Stored data:
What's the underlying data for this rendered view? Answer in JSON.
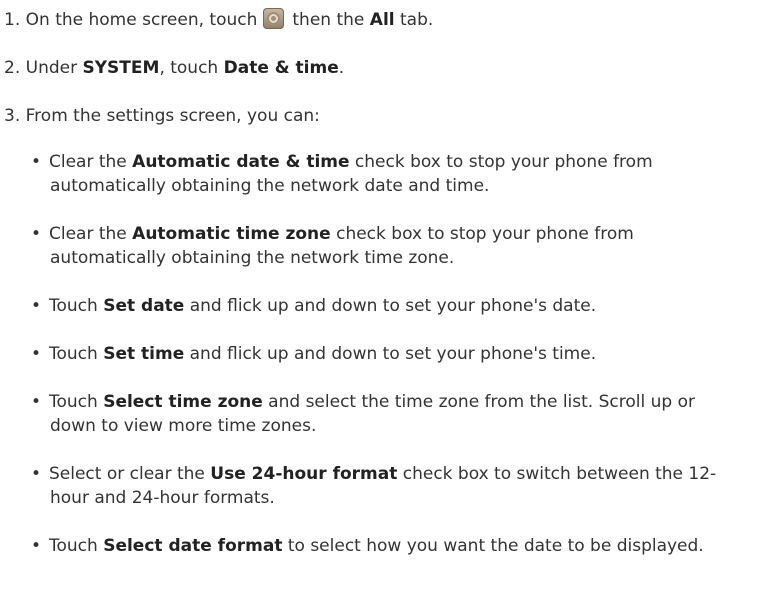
{
  "steps": [
    {
      "num": "1.",
      "pre": " On the home screen, touch",
      "icon": "settings-icon",
      "mid": "then the ",
      "bold": "All",
      "post": " tab."
    },
    {
      "num": "2.",
      "pre": " Under ",
      "bold1": "SYSTEM",
      "mid": ", touch ",
      "bold2": "Date & time",
      "post": "."
    },
    {
      "num": "3.",
      "text": " From the settings screen, you can:"
    }
  ],
  "bullets": [
    {
      "dot": "•",
      "pre": "Clear the ",
      "bold": "Automatic date & time",
      "post": " check box to stop your phone from",
      "cont": "automatically obtaining the network date and time."
    },
    {
      "dot": "•",
      "pre": "Clear the ",
      "bold": "Automatic time zone",
      "post": " check box to stop your phone from",
      "cont": "automatically obtaining the network time zone."
    },
    {
      "dot": "•",
      "pre": "Touch ",
      "bold": "Set date",
      "post": " and flick up and down to set your phone's date."
    },
    {
      "dot": "•",
      "pre": "Touch ",
      "bold": "Set time",
      "post": " and flick up and down to set your phone's time."
    },
    {
      "dot": "•",
      "pre": "Touch ",
      "bold": "Select time zone",
      "post": " and select the time zone from the list. Scroll up or",
      "cont": "down to view more time zones."
    },
    {
      "dot": "•",
      "pre": "Select or clear the ",
      "bold": "Use 24-hour format",
      "post": " check box to switch between the 12-",
      "cont": "hour and 24-hour formats."
    },
    {
      "dot": "•",
      "pre": "Touch ",
      "bold": "Select date format",
      "post": " to select how you want the date to be displayed."
    }
  ]
}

Set task: Drop the images and quote the entries word for word.

Problem solution:
What's the underlying data for this rendered view? Answer in JSON.
{
  "steps": [
    {
      "num": "1.",
      "pre": " On the home screen, touch",
      "icon": "settings-icon",
      "mid": "then the ",
      "bold": "All",
      "post": " tab."
    },
    {
      "num": "2.",
      "pre": " Under ",
      "bold1": "SYSTEM",
      "mid": ", touch ",
      "bold2": "Date & time",
      "post": "."
    },
    {
      "num": "3.",
      "text": " From the settings screen, you can:"
    }
  ],
  "bullets": [
    {
      "dot": "•",
      "pre": "Clear the ",
      "bold": "Automatic date & time",
      "post": " check box to stop your phone from",
      "cont": "automatically obtaining the network date and time."
    },
    {
      "dot": "•",
      "pre": "Clear the ",
      "bold": "Automatic time zone",
      "post": " check box to stop your phone from",
      "cont": "automatically obtaining the network time zone."
    },
    {
      "dot": "•",
      "pre": "Touch ",
      "bold": "Set date",
      "post": " and flick up and down to set your phone's date."
    },
    {
      "dot": "•",
      "pre": "Touch ",
      "bold": "Set time",
      "post": " and flick up and down to set your phone's time."
    },
    {
      "dot": "•",
      "pre": "Touch ",
      "bold": "Select time zone",
      "post": " and select the time zone from the list. Scroll up or",
      "cont": "down to view more time zones."
    },
    {
      "dot": "•",
      "pre": "Select or clear the ",
      "bold": "Use 24-hour format",
      "post": " check box to switch between the 12-",
      "cont": "hour and 24-hour formats."
    },
    {
      "dot": "•",
      "pre": "Touch ",
      "bold": "Select date format",
      "post": " to select how you want the date to be displayed."
    }
  ]
}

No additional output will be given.